* Task details *
Each entry below should be reproduced character for character.
## begin Dataset content
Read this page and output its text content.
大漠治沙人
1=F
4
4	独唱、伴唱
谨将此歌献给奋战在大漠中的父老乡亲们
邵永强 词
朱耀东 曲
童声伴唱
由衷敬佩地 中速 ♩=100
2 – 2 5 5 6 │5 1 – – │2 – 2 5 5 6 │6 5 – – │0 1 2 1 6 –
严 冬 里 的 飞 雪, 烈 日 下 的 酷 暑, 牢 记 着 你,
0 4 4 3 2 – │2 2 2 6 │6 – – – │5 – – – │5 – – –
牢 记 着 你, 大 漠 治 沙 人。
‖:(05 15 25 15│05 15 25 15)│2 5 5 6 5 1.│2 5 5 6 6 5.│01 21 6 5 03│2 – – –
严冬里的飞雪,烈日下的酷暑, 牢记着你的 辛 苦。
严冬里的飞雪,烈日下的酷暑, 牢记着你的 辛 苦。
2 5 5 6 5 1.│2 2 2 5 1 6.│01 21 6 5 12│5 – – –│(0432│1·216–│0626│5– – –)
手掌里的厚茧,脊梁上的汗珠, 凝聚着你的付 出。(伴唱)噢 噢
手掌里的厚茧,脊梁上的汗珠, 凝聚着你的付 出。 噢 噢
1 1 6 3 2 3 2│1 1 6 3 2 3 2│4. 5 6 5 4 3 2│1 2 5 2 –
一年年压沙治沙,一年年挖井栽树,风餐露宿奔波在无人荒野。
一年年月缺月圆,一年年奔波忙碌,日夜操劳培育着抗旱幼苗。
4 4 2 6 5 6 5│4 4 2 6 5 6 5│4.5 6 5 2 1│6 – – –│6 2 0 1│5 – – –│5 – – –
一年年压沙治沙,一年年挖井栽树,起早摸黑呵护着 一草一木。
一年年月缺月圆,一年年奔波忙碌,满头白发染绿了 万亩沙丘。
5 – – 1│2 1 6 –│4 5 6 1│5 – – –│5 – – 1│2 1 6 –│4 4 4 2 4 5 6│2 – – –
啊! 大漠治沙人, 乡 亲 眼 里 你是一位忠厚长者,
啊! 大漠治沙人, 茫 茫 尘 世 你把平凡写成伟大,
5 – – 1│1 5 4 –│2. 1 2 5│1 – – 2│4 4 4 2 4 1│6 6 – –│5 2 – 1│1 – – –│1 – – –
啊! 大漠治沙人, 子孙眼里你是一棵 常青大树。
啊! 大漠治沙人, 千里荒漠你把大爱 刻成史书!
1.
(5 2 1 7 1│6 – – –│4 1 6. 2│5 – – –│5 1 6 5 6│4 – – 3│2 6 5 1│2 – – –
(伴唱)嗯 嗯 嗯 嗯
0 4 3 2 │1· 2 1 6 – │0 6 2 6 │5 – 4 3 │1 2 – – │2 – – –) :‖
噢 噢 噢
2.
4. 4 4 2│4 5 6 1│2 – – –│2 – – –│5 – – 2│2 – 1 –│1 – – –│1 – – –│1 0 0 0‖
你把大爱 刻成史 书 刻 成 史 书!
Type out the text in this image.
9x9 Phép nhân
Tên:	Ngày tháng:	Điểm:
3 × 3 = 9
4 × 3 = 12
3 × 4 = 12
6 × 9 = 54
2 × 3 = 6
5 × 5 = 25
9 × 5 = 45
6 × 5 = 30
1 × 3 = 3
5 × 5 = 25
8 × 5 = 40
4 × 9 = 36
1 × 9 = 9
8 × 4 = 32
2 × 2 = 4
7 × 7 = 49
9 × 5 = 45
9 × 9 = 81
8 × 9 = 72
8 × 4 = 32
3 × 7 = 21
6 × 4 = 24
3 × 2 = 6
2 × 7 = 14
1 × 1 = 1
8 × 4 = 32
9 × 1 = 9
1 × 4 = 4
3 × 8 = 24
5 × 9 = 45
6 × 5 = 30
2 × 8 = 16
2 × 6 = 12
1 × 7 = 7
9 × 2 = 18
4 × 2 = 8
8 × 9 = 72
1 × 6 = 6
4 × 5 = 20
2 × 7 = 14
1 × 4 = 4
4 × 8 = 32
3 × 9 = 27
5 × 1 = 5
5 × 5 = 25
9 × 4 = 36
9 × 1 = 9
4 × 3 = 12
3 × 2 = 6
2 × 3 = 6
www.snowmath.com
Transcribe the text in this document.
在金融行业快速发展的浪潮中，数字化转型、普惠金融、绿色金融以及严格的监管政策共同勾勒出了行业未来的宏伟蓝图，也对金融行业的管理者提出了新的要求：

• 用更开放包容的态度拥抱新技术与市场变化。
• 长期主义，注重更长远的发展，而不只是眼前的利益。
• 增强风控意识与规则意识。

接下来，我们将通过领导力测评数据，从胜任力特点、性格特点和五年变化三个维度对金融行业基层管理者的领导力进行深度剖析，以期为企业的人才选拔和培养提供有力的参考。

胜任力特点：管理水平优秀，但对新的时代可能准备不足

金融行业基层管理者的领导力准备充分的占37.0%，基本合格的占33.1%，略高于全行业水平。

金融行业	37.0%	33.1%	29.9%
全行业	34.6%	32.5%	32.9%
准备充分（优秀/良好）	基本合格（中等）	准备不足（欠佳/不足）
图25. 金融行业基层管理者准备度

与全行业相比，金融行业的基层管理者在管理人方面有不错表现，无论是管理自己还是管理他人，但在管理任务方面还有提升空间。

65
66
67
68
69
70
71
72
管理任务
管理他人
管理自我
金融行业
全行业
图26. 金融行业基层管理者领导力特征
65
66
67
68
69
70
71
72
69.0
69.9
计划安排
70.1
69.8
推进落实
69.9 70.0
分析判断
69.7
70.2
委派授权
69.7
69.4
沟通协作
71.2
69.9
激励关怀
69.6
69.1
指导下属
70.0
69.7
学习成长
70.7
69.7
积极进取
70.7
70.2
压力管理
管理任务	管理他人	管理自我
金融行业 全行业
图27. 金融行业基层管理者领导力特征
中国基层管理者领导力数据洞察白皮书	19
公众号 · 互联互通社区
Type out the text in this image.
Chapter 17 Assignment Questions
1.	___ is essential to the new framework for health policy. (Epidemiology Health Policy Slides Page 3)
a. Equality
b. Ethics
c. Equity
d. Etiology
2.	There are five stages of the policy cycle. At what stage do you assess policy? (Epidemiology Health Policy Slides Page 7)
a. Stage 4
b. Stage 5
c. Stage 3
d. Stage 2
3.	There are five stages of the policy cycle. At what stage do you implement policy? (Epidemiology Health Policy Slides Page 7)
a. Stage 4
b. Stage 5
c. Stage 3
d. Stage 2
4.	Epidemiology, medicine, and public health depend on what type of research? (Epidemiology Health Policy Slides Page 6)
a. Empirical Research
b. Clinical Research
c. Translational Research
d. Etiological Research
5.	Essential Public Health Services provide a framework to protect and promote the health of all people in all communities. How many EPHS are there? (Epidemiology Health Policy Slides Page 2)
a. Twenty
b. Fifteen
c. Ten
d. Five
## end Dataset content
* Solution to this problem *
Read this page and output its text content.
大漠治沙人
1=F
4
4	独唱、伴唱
谨将此歌献给奋战在大漠中的父老乡亲们
邵永强 词
朱耀东 曲
童声伴唱
由衷敬佩地 中速 ♩=100
2 – 2 5 5 6 │5 1 – – │2 – 2 5 5 6 │6 5 – – │0 1 2 1 6 –
严 冬 里 的 飞 雪, 烈 日 下 的 酷 暑, 牢 记 着 你,
0 4 4 3 2 – │2 2 2 6 │6 – – – │5 – – – │5 – – –
牢 记 着 你, 大 漠 治 沙 人。
‖:(05 15 25 15│05 15 25 15)│2 5 5 6 5 1.│2 5 5 6 6 5.│01 21 6 5 03│2 – – –
严冬里的飞雪,烈日下的酷暑, 牢记着你的 辛 苦。
严冬里的飞雪,烈日下的酷暑, 牢记着你的 辛 苦。
2 5 5 6 5 1.│2 2 2 5 1 6.│01 21 6 5 12│5 – – –│(0432│1·216–│0626│5– – –)
手掌里的厚茧,脊梁上的汗珠, 凝聚着你的付 出。(伴唱)噢 噢
手掌里的厚茧,脊梁上的汗珠, 凝聚着你的付 出。 噢 噢
1 1 6 3 2 3 2│1 1 6 3 2 3 2│4. 5 6 5 4 3 2│1 2 5 2 –
一年年压沙治沙,一年年挖井栽树,风餐露宿奔波在无人荒野。
一年年月缺月圆,一年年奔波忙碌,日夜操劳培育着抗旱幼苗。
4 4 2 6 5 6 5│4 4 2 6 5 6 5│4.5 6 5 2 1│6 – – –│6 2 0 1│5 – – –│5 – – –
一年年压沙治沙,一年年挖井栽树,起早摸黑呵护着 一草一木。
一年年月缺月圆,一年年奔波忙碌,满头白发染绿了 万亩沙丘。
5 – – 1│2 1 6 –│4 5 6 1│5 – – –│5 – – 1│2 1 6 –│4 4 4 2 4 5 6│2 – – –
啊! 大漠治沙人, 乡 亲 眼 里 你是一位忠厚长者,
啊! 大漠治沙人, 茫 茫 尘 世 你把平凡写成伟大,
5 – – 1│1 5 4 –│2. 1 2 5│1 – – 2│4 4 4 2 4 1│6 6 – –│5 2 – 1│1 – – –│1 – – –
啊! 大漠治沙人, 子孙眼里你是一棵 常青大树。
啊! 大漠治沙人, 千里荒漠你把大爱 刻成史书!
1.
(5 2 1 7 1│6 – – –│4 1 6. 2│5 – – –│5 1 6 5 6│4 – – 3│2 6 5 1│2 – – –
(伴唱)嗯 嗯 嗯 嗯
0 4 3 2 │1· 2 1 6 – │0 6 2 6 │5 – 4 3 │1 2 – – │2 – – –) :‖
噢 噢 噢
2.
4. 4 4 2│4 5 6 1│2 – – –│2 – – –│5 – – 2│2 – 1 –│1 – – –│1 – – –│1 0 0 0‖
你把大爱 刻成史 书 刻 成 史 书!
Type out the text in this image.
9x9 Phép nhân
Tên:	Ngày tháng:	Điểm:
3 × 3 = 9
4 × 3 = 12
3 × 4 = 12
6 × 9 = 54
2 × 3 = 6
5 × 5 = 25
9 × 5 = 45
6 × 5 = 30
1 × 3 = 3
5 × 5 = 25
8 × 5 = 40
4 × 9 = 36
1 × 9 = 9
8 × 4 = 32
2 × 2 = 4
7 × 7 = 49
9 × 5 = 45
9 × 9 = 81
8 × 9 = 72
8 × 4 = 32
3 × 7 = 21
6 × 4 = 24
3 × 2 = 6
2 × 7 = 14
1 × 1 = 1
8 × 4 = 32
9 × 1 = 9
1 × 4 = 4
3 × 8 = 24
5 × 9 = 45
6 × 5 = 30
2 × 8 = 16
2 × 6 = 12
1 × 7 = 7
9 × 2 = 18
4 × 2 = 8
8 × 9 = 72
1 × 6 = 6
4 × 5 = 20
2 × 7 = 14
1 × 4 = 4
4 × 8 = 32
3 × 9 = 27
5 × 1 = 5
5 × 5 = 25
9 × 4 = 36
9 × 1 = 9
4 × 3 = 12
3 × 2 = 6
2 × 3 = 6
www.snowmath.com
Transcribe the text in this document.
在金融行业快速发展的浪潮中，数字化转型、普惠金融、绿色金融以及严格的监管政策共同勾勒出了行业未来的宏伟蓝图，也对金融行业的管理者提出了新的要求：

• 用更开放包容的态度拥抱新技术与市场变化。
• 长期主义，注重更长远的发展，而不只是眼前的利益。
• 增强风控意识与规则意识。

接下来，我们将通过领导力测评数据，从胜任力特点、性格特点和五年变化三个维度对金融行业基层管理者的领导力进行深度剖析，以期为企业的人才选拔和培养提供有力的参考。

胜任力特点：管理水平优秀，但对新的时代可能准备不足

金融行业基层管理者的领导力准备充分的占37.0%，基本合格的占33.1%，略高于全行业水平。

金融行业	37.0%	33.1%	29.9%
全行业	34.6%	32.5%	32.9%
准备充分（优秀/良好）	基本合格（中等）	准备不足（欠佳/不足）
图25. 金融行业基层管理者准备度

与全行业相比，金融行业的基层管理者在管理人方面有不错表现，无论是管理自己还是管理他人，但在管理任务方面还有提升空间。

65
66
67
68
69
70
71
72
管理任务
管理他人
管理自我
金融行业
全行业
图26. 金融行业基层管理者领导力特征
65
66
67
68
69
70
71
72
69.0
69.9
计划安排
70.1
69.8
推进落实
69.9 70.0
分析判断
69.7
70.2
委派授权
69.7
69.4
沟通协作
71.2
69.9
激励关怀
69.6
69.1
指导下属
70.0
69.7
学习成长
70.7
69.7
积极进取
70.7
70.2
压力管理
管理任务	管理他人	管理自我
金融行业 全行业
图27. 金融行业基层管理者领导力特征
中国基层管理者领导力数据洞察白皮书	19
公众号 · 互联互通社区
Type out the text in this image.
Chapter 17 Assignment Questions
1.	___ is essential to the new framework for health policy. (Epidemiology Health Policy Slides Page 3)
a. Equality
b. Ethics
c. Equity
d. Etiology
2.	There are five stages of the policy cycle. At what stage do you assess policy? (Epidemiology Health Policy Slides Page 7)
a. Stage 4
b. Stage 5
c. Stage 3
d. Stage 2
3.	There are five stages of the policy cycle. At what stage do you implement policy? (Epidemiology Health Policy Slides Page 7)
a. Stage 4
b. Stage 5
c. Stage 3
d. Stage 2
4.	Epidemiology, medicine, and public health depend on what type of research? (Epidemiology Health Policy Slides Page 6)
a. Empirical Research
b. Clinical Research
c. Translational Research
d. Etiological Research
5.	Essential Public Health Services provide a framework to protect and promote the health of all people in all communities. How many EPHS are there? (Epidemiology Health Policy Slides Page 2)
a. Twenty
b. Fifteen
c. Ten
d. Five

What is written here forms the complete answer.